+++ DATA ROWS +++
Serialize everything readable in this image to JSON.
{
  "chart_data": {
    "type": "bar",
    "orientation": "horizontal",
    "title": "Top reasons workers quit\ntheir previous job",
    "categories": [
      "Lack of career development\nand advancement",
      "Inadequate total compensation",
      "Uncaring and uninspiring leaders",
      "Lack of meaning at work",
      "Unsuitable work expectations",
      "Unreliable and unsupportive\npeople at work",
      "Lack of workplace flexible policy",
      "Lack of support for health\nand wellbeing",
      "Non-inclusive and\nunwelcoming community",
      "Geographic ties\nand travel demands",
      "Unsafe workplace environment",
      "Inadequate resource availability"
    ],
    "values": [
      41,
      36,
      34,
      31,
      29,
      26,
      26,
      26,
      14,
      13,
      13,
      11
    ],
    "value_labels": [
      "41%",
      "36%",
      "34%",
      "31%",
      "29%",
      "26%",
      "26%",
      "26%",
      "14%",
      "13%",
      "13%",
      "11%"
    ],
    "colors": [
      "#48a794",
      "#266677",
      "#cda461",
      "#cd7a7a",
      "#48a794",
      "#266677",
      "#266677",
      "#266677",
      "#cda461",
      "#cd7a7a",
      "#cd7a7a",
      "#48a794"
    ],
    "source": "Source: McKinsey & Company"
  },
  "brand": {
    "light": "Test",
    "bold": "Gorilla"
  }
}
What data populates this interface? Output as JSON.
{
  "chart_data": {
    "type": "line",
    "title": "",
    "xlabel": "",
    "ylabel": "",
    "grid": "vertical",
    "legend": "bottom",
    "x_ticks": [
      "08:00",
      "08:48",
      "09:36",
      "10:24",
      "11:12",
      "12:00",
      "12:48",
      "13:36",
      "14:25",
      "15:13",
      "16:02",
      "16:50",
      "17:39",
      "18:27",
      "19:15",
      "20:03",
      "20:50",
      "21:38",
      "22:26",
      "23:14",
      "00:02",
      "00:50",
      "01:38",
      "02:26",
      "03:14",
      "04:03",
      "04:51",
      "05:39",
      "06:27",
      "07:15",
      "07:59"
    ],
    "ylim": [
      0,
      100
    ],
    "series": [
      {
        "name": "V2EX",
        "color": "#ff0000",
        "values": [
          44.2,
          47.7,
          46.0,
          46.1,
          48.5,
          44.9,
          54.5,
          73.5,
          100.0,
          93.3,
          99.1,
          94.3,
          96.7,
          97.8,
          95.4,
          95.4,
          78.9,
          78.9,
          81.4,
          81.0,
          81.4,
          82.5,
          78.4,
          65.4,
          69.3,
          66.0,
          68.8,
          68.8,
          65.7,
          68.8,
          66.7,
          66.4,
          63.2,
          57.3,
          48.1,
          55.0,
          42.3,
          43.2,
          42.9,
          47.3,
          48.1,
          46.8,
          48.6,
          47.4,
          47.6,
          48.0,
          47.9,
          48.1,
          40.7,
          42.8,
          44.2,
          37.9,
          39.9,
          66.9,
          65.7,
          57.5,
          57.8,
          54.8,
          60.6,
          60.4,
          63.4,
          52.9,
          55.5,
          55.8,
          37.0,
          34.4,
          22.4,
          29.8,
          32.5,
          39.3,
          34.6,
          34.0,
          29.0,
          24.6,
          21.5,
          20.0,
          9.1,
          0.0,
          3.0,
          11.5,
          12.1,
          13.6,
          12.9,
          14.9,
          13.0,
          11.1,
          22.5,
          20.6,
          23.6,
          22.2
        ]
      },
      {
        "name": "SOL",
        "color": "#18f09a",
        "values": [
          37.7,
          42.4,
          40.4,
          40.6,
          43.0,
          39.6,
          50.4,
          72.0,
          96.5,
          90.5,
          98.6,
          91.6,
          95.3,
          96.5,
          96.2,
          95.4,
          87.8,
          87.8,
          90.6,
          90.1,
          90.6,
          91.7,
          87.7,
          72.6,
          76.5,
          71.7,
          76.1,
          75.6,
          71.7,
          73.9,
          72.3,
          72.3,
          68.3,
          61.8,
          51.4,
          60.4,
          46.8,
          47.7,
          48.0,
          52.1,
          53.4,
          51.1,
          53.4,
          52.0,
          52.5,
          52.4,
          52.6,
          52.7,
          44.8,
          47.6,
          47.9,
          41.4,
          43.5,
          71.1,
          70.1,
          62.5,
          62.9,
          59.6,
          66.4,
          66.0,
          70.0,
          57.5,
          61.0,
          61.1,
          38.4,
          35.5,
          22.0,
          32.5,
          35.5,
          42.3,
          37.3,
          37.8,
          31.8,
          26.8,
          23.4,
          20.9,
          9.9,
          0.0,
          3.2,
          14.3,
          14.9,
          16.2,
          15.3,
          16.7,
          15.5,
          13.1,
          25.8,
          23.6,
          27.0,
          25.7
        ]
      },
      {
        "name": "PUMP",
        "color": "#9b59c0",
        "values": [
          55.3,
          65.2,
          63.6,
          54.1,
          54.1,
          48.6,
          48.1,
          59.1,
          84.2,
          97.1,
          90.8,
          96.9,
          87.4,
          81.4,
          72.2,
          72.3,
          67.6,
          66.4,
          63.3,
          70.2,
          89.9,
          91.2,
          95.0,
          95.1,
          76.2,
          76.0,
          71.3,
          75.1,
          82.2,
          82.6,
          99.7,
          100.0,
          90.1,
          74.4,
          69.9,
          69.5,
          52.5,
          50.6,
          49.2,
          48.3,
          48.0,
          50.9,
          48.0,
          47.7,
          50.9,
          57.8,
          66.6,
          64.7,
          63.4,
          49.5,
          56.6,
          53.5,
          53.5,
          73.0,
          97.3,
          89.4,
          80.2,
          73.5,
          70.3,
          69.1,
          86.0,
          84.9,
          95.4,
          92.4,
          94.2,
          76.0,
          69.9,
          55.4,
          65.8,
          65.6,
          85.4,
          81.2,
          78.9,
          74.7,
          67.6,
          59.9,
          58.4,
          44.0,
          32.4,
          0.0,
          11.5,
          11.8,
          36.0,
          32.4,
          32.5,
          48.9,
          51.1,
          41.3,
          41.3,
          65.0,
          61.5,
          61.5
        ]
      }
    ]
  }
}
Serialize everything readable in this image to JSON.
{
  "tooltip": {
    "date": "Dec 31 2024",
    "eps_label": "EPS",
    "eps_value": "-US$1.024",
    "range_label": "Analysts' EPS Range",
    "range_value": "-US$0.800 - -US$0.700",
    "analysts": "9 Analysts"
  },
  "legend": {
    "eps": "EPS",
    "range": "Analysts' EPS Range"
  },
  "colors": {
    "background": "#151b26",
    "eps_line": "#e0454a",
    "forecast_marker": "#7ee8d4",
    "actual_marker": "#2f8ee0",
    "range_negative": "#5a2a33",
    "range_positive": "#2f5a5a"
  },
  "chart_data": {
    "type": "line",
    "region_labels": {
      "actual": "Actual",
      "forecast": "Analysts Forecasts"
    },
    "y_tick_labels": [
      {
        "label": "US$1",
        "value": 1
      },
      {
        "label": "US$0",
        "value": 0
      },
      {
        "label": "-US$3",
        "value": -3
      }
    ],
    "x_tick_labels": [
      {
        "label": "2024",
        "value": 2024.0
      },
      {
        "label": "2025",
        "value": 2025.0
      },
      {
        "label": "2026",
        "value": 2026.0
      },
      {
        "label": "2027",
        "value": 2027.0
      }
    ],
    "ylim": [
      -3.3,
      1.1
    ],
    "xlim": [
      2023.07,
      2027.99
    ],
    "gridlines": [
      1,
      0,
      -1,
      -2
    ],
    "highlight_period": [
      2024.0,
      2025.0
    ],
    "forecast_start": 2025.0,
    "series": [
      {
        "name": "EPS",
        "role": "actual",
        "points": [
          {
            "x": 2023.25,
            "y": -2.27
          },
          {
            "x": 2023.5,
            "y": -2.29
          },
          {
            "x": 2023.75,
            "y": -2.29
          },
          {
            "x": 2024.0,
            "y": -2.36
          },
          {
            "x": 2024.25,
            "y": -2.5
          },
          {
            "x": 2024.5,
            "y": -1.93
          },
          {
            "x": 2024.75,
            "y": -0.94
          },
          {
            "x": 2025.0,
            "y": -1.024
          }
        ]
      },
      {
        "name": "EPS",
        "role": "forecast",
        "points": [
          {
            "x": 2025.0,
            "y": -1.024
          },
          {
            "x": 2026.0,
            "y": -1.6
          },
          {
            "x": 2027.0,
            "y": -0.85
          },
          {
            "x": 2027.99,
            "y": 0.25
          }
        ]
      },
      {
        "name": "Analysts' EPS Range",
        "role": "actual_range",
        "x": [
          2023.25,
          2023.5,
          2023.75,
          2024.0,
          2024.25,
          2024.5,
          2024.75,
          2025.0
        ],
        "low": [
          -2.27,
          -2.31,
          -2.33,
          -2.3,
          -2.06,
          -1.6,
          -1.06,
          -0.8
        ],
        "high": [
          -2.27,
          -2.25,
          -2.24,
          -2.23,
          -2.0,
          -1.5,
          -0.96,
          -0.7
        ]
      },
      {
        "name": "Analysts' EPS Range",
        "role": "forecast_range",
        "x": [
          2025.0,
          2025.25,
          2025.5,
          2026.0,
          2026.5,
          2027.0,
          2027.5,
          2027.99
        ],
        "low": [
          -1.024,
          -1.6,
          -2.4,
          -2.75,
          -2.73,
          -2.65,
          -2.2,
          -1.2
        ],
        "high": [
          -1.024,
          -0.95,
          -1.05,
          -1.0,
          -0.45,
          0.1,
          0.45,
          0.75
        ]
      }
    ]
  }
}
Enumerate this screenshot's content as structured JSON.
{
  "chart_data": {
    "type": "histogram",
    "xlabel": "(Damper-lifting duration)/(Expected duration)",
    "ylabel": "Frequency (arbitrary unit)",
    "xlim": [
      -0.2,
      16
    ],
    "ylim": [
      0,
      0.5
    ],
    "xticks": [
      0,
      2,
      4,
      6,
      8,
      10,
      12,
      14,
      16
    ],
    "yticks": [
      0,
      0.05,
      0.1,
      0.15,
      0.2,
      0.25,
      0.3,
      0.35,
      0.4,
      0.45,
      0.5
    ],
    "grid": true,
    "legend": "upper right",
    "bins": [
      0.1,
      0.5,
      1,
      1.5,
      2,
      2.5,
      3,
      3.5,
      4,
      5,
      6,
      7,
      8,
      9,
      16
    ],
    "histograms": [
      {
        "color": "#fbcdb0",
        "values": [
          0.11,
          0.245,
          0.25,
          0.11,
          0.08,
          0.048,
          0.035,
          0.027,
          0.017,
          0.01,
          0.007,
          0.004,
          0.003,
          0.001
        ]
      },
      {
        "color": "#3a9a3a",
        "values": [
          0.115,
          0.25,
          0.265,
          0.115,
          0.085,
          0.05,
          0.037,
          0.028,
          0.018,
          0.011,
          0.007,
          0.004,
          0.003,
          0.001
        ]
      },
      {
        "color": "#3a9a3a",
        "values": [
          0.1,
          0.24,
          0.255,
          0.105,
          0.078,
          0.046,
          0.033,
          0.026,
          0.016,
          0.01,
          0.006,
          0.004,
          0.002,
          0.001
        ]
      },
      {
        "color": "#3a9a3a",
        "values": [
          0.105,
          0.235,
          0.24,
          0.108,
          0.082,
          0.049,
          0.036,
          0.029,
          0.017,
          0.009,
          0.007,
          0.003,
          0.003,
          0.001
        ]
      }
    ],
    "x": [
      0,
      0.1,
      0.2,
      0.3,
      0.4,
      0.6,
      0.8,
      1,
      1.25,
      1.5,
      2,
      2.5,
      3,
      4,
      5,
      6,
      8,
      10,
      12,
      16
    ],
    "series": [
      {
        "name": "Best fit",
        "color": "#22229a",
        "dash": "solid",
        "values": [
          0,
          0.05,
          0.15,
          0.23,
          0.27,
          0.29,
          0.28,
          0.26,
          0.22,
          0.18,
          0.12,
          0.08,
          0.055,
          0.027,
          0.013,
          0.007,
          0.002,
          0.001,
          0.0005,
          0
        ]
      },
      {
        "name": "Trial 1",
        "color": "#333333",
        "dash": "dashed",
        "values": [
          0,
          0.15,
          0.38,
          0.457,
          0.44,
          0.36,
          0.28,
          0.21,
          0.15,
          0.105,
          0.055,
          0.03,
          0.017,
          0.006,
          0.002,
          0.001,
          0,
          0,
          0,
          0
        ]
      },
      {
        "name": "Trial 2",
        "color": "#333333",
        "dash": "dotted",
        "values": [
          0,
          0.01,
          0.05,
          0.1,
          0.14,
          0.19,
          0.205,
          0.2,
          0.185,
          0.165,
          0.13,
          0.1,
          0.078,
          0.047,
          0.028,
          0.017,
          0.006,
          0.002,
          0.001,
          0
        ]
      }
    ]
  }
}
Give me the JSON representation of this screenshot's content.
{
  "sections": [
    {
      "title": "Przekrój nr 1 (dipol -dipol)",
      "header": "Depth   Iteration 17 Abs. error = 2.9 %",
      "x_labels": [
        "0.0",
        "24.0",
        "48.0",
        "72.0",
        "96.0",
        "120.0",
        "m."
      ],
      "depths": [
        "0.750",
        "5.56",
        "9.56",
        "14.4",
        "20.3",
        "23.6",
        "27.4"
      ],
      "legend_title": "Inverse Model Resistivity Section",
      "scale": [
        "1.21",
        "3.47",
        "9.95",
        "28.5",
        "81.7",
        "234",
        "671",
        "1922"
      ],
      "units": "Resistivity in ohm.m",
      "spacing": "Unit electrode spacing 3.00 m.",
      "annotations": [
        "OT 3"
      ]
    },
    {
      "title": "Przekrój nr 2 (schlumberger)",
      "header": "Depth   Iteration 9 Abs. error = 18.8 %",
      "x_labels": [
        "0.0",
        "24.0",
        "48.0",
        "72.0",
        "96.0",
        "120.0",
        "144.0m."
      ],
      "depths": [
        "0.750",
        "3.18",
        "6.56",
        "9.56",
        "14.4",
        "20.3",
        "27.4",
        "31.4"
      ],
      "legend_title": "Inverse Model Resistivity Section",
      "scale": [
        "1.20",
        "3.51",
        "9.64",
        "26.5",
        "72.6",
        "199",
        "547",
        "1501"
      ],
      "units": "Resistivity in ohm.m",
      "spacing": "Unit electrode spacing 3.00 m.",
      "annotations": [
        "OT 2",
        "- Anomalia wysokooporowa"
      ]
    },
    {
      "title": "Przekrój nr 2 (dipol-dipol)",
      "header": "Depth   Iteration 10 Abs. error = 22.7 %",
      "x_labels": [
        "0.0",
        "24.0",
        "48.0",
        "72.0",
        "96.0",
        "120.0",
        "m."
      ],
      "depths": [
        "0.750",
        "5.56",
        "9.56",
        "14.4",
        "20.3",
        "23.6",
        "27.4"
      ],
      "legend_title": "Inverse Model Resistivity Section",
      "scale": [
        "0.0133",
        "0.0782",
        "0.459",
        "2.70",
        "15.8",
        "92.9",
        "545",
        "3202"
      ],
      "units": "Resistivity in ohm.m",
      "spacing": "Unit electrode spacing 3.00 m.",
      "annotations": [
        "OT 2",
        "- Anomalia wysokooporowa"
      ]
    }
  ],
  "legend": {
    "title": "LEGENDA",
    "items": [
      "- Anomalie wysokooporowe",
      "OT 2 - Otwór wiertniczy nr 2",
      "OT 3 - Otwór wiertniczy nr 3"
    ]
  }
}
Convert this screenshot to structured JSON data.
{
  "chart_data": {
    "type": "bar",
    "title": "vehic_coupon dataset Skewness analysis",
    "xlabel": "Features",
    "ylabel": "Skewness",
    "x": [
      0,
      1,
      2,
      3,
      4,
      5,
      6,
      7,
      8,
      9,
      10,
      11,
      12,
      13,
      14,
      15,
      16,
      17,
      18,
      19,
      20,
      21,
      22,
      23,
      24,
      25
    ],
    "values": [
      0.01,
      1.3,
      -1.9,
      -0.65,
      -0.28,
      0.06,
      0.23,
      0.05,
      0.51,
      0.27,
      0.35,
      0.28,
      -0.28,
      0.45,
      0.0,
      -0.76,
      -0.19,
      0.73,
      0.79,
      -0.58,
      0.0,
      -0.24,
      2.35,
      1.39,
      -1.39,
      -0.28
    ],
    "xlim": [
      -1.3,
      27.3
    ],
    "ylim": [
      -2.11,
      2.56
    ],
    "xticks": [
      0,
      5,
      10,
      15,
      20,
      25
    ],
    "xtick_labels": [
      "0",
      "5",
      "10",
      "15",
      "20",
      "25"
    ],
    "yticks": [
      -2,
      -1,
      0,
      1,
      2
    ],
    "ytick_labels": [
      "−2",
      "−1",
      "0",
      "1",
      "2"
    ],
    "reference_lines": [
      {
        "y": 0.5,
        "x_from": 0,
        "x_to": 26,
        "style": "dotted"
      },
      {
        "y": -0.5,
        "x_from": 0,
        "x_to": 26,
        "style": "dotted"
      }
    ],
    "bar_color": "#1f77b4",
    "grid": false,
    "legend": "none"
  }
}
+++
**TO DO**
Find every line in the entries that includes the word "Przekrój", then state how many there are and nothing else.

**ANSWER TO THE EXERCISE**
3